Short task ▸ Reproduce the data exactly and drop any pictures it holds.

(Entries taken from a collection)
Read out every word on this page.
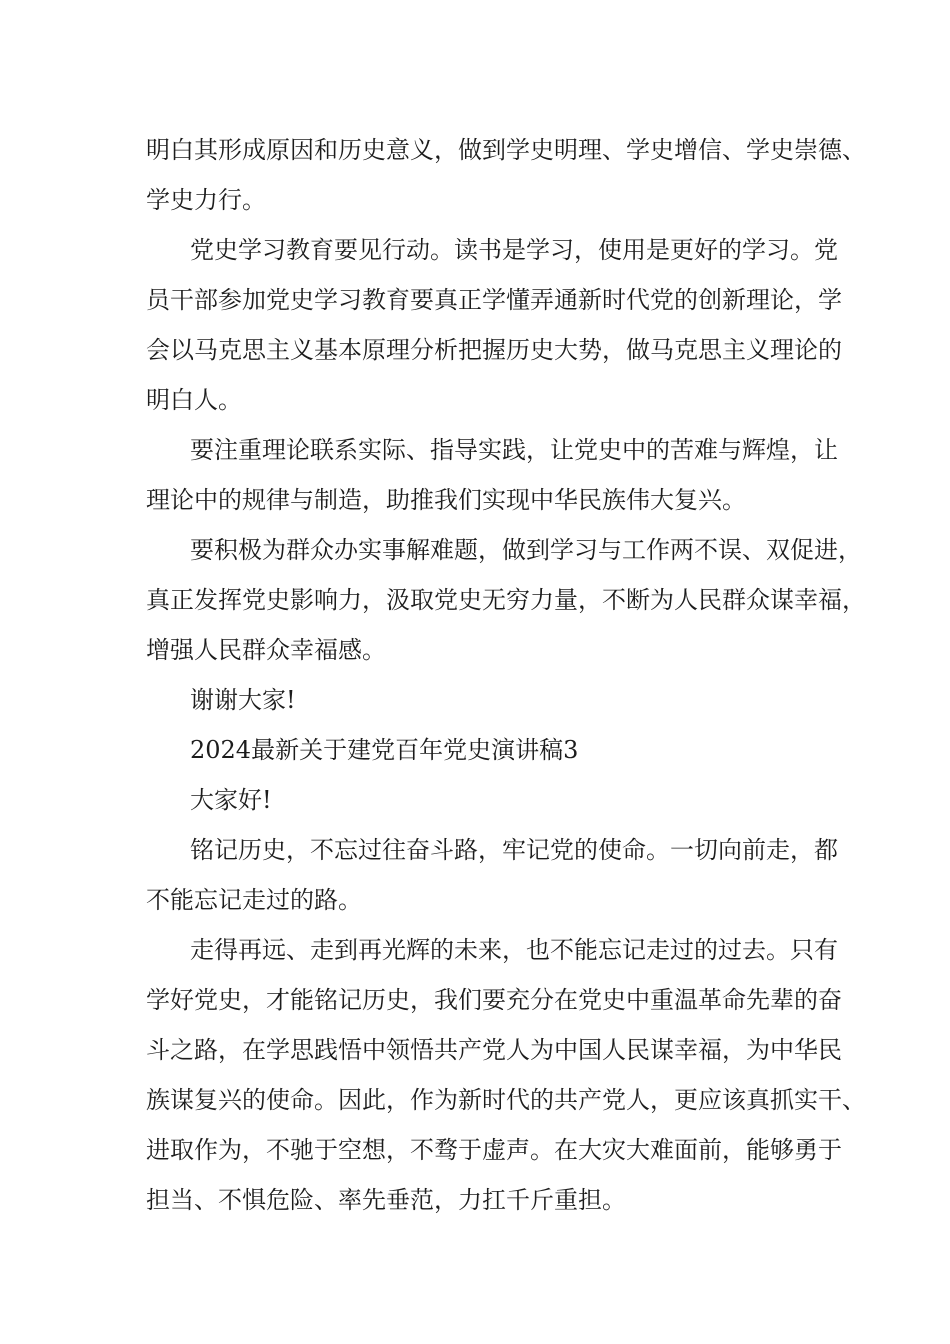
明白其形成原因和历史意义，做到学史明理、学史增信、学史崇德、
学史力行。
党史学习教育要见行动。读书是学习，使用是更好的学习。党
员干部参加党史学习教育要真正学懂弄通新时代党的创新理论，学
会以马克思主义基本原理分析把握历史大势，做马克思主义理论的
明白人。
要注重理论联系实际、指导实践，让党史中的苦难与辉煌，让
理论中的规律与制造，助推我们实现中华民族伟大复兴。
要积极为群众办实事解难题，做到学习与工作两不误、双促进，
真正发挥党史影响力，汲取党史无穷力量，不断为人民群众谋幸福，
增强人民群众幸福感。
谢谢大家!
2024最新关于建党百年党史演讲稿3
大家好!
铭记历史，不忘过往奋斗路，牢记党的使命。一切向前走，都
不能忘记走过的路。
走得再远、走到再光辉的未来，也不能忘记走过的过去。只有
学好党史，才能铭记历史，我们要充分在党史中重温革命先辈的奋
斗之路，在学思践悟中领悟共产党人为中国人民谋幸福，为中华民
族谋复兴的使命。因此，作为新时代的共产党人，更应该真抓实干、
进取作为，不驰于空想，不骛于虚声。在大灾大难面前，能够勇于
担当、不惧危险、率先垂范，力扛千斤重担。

Full response ▸
Read out every word on this page.
明白其形成原因和历史意义，做到学史明理、学史增信、学史崇德、
学史力行。
党史学习教育要见行动。读书是学习，使用是更好的学习。党
员干部参加党史学习教育要真正学懂弄通新时代党的创新理论，学
会以马克思主义基本原理分析把握历史大势，做马克思主义理论的
明白人。
要注重理论联系实际、指导实践，让党史中的苦难与辉煌，让
理论中的规律与制造，助推我们实现中华民族伟大复兴。
要积极为群众办实事解难题，做到学习与工作两不误、双促进，
真正发挥党史影响力，汲取党史无穷力量，不断为人民群众谋幸福，
增强人民群众幸福感。
谢谢大家!
2024最新关于建党百年党史演讲稿3
大家好!
铭记历史，不忘过往奋斗路，牢记党的使命。一切向前走，都
不能忘记走过的路。
走得再远、走到再光辉的未来，也不能忘记走过的过去。只有
学好党史，才能铭记历史，我们要充分在党史中重温革命先辈的奋
斗之路，在学思践悟中领悟共产党人为中国人民谋幸福，为中华民
族谋复兴的使命。因此，作为新时代的共产党人，更应该真抓实干、
进取作为，不驰于空想，不骛于虚声。在大灾大难面前，能够勇于
担当、不惧危险、率先垂范，力扛千斤重担。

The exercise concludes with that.